WRITTEN REQUEST » Quote the entries word for word. Omit the pictures.

+-------+

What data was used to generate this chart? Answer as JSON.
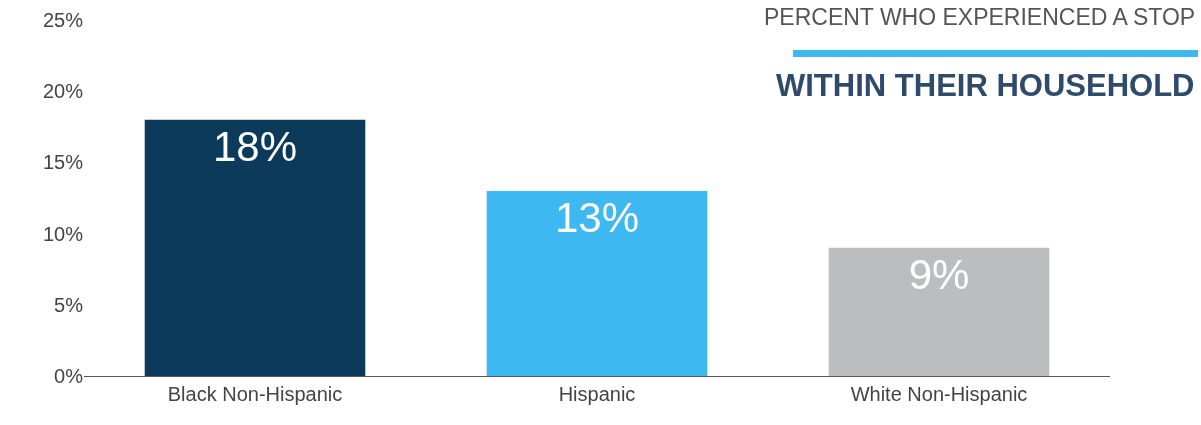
{
  "chart_data": {
    "type": "bar",
    "title": "PERCENT WHO EXPERIENCED A STOP",
    "subtitle": "WITHIN THEIR HOUSEHOLD",
    "categories": [
      "Black Non-Hispanic",
      "Hispanic",
      "White Non-Hispanic"
    ],
    "values": [
      18,
      13,
      9
    ],
    "colors": [
      "#0c3a5a",
      "#3db8f0",
      "#bcbdc0"
    ],
    "ylim": [
      0,
      25
    ],
    "yticks": [
      {
        "value": 0,
        "label": "0%"
      },
      {
        "value": 5,
        "label": "5%"
      },
      {
        "value": 10,
        "label": "10%"
      },
      {
        "value": 15,
        "label": "15%"
      },
      {
        "value": 20,
        "label": "20%"
      },
      {
        "value": 25,
        "label": "25%"
      }
    ],
    "value_labels": [
      "18%",
      "13%",
      "9%"
    ],
    "grid": false
  }
}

+-------+

TASK RESPONSE »
What data was used to generate this chart? Answer as JSON.
{
  "chart_data": {
    "type": "bar",
    "title": "PERCENT WHO EXPERIENCED A STOP",
    "subtitle": "WITHIN THEIR HOUSEHOLD",
    "categories": [
      "Black Non-Hispanic",
      "Hispanic",
      "White Non-Hispanic"
    ],
    "values": [
      18,
      13,
      9
    ],
    "colors": [
      "#0c3a5a",
      "#3db8f0",
      "#bcbdc0"
    ],
    "ylim": [
      0,
      25
    ],
    "yticks": [
      {
        "value": 0,
        "label": "0%"
      },
      {
        "value": 5,
        "label": "5%"
      },
      {
        "value": 10,
        "label": "10%"
      },
      {
        "value": 15,
        "label": "15%"
      },
      {
        "value": 20,
        "label": "20%"
      },
      {
        "value": 25,
        "label": "25%"
      }
    ],
    "value_labels": [
      "18%",
      "13%",
      "9%"
    ],
    "grid": false
  }
}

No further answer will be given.